> Work to complete
Say how many lines contain the word "Associar" and give no other text.
■ ■ ■ ■ ■ ■ ■
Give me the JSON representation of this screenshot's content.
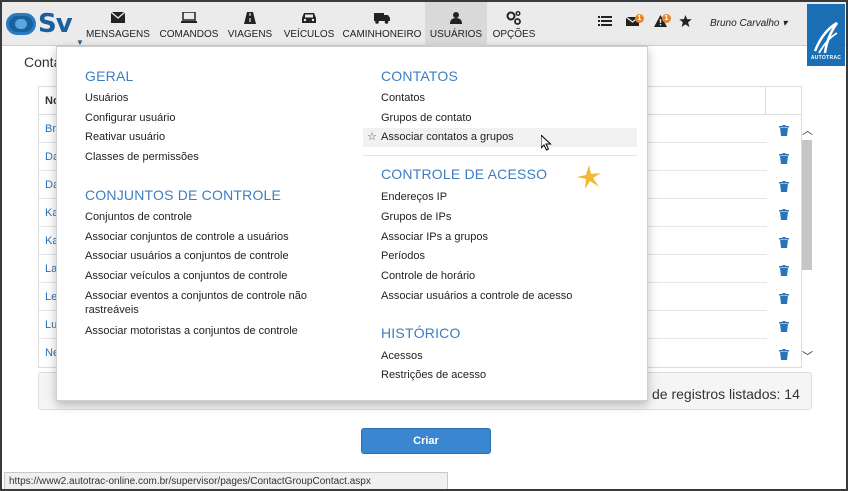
{
  "app": {
    "logo_text": "Sv",
    "user_name": "Bruno Carvalho ▾",
    "brand_text": "AUTOTRAC"
  },
  "nav": {
    "items": [
      {
        "label": "MENSAGENS",
        "icon": "envelope-icon"
      },
      {
        "label": "COMANDOS",
        "icon": "laptop-icon"
      },
      {
        "label": "VIAGENS",
        "icon": "road-icon"
      },
      {
        "label": "VEÍCULOS",
        "icon": "car-icon"
      },
      {
        "label": "CAMINHONEIRO",
        "icon": "truck-icon"
      },
      {
        "label": "USUÁRIOS",
        "icon": "user-icon"
      },
      {
        "label": "OPÇÕES",
        "icon": "gears-icon"
      }
    ],
    "badges": {
      "messages": "1",
      "alerts": "1"
    }
  },
  "page": {
    "title": "Conta",
    "column_header": "No",
    "rows": [
      "Br",
      "Da",
      "Da",
      "Ka",
      "Ka",
      "La",
      "Le",
      "Lu",
      "Ne"
    ],
    "records_text": "de registros listados: 14",
    "create_button": "Criar"
  },
  "dropdown": {
    "geral": {
      "title": "GERAL",
      "items": [
        "Usuários",
        "Configurar usuário",
        "Reativar usuário",
        "Classes de permissões"
      ]
    },
    "conjuntos": {
      "title": "CONJUNTOS DE CONTROLE",
      "items": [
        "Conjuntos de controle",
        "Associar conjuntos de controle a usuários",
        "Associar usuários a conjuntos de controle",
        "Associar veículos a conjuntos de controle",
        "Associar eventos a conjuntos de controle não",
        "rastreáveis",
        "Associar motoristas a conjuntos de controle"
      ]
    },
    "contatos": {
      "title": "CONTATOS",
      "items": [
        "Contatos",
        "Grupos de contato",
        "Associar contatos a grupos"
      ]
    },
    "controle_acesso": {
      "title": "CONTROLE DE ACESSO",
      "items": [
        "Endereços IP",
        "Grupos de IPs",
        "Associar IPs a grupos",
        "Períodos",
        "Controle de horário",
        "Associar usuários a controle de acesso"
      ]
    },
    "historico": {
      "title": "HISTÓRICO",
      "items": [
        "Acessos",
        "Restrições de acesso"
      ]
    }
  },
  "status_url": "https://www2.autotrac-online.com.br/supervisor/pages/ContactGroupContact.aspx",
  "colors": {
    "accent": "#3c7ec1",
    "nav_bg": "#ebebeb",
    "button": "#3a86d0",
    "badge": "#e8862b"
  }
}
■ ■ ■ ■ ■ ■ ■
> Result for this exercise
8